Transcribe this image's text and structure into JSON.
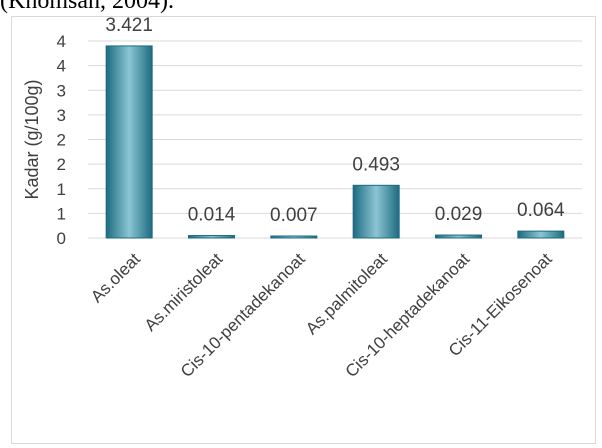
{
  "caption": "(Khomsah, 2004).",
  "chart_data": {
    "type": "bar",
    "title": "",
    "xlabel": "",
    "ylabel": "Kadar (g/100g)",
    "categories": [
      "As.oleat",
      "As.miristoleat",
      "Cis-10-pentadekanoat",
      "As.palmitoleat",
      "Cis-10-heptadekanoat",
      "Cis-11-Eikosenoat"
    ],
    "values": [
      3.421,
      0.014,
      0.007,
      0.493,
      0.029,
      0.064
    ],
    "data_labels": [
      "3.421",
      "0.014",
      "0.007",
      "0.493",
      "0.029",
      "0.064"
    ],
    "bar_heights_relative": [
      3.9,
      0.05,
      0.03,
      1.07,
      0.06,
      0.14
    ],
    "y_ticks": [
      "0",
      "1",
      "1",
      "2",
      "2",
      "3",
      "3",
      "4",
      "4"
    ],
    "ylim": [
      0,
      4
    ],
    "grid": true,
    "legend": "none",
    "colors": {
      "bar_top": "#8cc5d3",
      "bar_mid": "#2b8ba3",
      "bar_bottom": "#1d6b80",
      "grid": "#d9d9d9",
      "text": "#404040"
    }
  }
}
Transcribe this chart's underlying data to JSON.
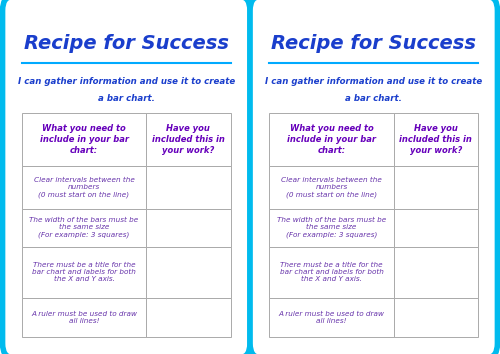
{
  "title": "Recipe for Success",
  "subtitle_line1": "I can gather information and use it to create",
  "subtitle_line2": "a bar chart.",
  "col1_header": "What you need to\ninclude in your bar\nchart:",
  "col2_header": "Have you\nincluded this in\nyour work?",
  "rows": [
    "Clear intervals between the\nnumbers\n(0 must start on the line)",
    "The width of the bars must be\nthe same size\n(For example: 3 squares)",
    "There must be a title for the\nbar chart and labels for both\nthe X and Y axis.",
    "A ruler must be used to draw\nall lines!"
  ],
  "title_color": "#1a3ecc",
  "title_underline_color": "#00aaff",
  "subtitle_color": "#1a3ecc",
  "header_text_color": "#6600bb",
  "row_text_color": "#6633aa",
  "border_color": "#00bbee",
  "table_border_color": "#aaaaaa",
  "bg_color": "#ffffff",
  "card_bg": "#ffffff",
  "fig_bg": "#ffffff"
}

_WHAT THE TASK ASKS_
Your task is to list each line of the records with the word "JSON".

_SOLVED EXERCISE_
Transcribe this image's text and structure into JSON.
Transcribe this chart's underlying data to JSON.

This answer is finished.